Recorded data:
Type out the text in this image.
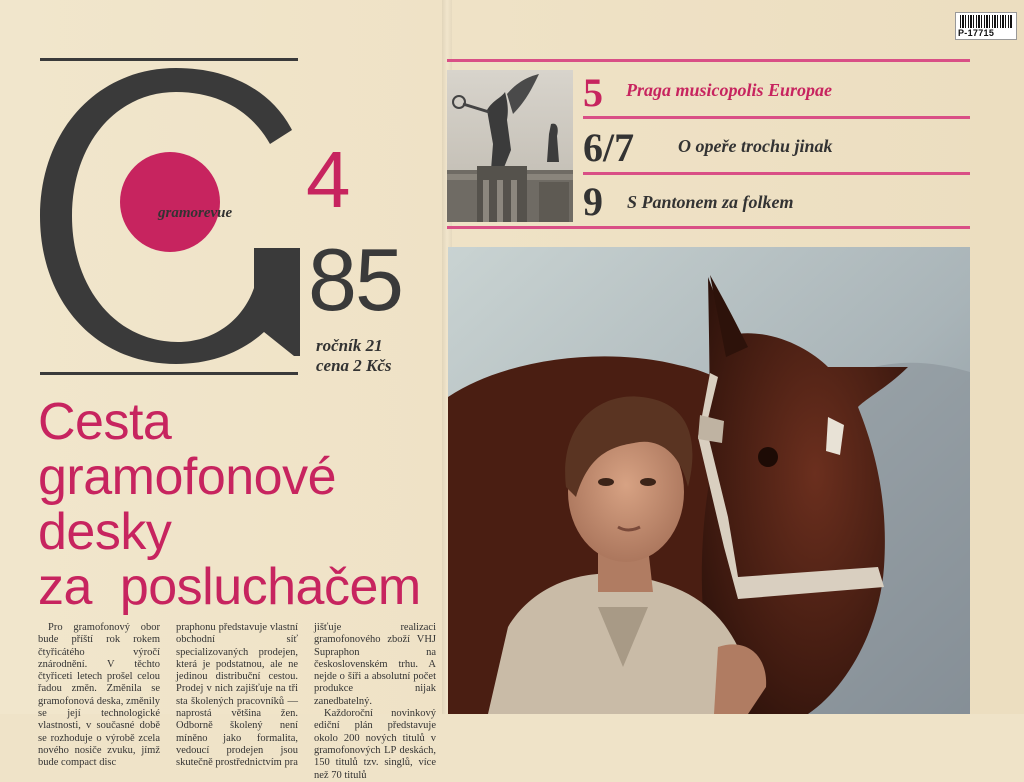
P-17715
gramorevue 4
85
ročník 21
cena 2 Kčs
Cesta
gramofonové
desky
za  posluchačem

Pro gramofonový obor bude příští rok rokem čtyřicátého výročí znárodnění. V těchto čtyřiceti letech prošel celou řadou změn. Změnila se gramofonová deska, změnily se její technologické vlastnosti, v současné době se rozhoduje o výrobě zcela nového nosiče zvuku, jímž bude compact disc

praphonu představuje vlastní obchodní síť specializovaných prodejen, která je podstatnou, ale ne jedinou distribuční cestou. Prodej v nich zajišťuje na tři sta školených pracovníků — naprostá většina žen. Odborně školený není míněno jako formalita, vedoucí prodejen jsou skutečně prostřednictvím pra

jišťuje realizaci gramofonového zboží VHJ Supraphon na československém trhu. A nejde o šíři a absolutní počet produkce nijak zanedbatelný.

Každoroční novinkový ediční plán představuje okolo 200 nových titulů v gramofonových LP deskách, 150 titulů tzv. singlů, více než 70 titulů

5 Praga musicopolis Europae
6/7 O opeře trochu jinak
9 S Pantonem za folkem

--

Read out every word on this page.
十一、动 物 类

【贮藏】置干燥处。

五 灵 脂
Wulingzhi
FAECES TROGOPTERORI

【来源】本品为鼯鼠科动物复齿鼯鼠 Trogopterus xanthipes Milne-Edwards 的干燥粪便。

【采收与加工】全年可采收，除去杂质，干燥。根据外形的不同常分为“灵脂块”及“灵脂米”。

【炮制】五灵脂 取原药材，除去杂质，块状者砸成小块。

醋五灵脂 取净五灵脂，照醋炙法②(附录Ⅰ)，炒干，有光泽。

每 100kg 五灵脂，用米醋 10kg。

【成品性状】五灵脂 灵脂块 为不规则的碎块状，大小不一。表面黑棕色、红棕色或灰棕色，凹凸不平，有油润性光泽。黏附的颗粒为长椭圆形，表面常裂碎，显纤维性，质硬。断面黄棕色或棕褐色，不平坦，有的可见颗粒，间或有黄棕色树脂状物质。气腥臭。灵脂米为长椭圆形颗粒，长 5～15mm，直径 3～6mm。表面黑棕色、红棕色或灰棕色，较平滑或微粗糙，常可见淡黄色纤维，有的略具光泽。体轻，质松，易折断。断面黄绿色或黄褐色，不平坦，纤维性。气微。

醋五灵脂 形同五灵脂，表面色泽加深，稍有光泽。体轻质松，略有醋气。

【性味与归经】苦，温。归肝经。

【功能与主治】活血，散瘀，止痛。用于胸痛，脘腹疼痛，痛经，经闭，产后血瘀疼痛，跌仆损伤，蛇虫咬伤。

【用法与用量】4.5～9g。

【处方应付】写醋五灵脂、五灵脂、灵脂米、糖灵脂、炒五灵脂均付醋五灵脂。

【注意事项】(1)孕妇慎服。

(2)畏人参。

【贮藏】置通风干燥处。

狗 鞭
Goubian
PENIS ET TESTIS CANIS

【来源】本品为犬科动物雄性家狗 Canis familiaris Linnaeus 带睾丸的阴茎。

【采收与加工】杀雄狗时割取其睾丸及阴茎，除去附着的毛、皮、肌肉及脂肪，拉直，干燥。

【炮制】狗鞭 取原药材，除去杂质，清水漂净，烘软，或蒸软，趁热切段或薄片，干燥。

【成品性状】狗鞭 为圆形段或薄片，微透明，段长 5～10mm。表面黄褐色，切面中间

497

== Problem ==
Copy out each line of the records that holds the string "představuje".

== Result of the exercise ==
praphonu představuje vlastní obchodní síť specializovaných prodejen, která je podstatnou, ale ne jedinou distribuční cestou. Prodej v nich zajišťuje na tři sta školených pracovníků — naprostá většina žen. Odborně školený není míněno jako formalita, vedoucí prodejen jsou skutečně prostřednictvím pra
Každoroční novinkový ediční plán představuje okolo 200 nových titulů v gramofonových LP deskách, 150 titulů tzv. singlů, více než 70 titulů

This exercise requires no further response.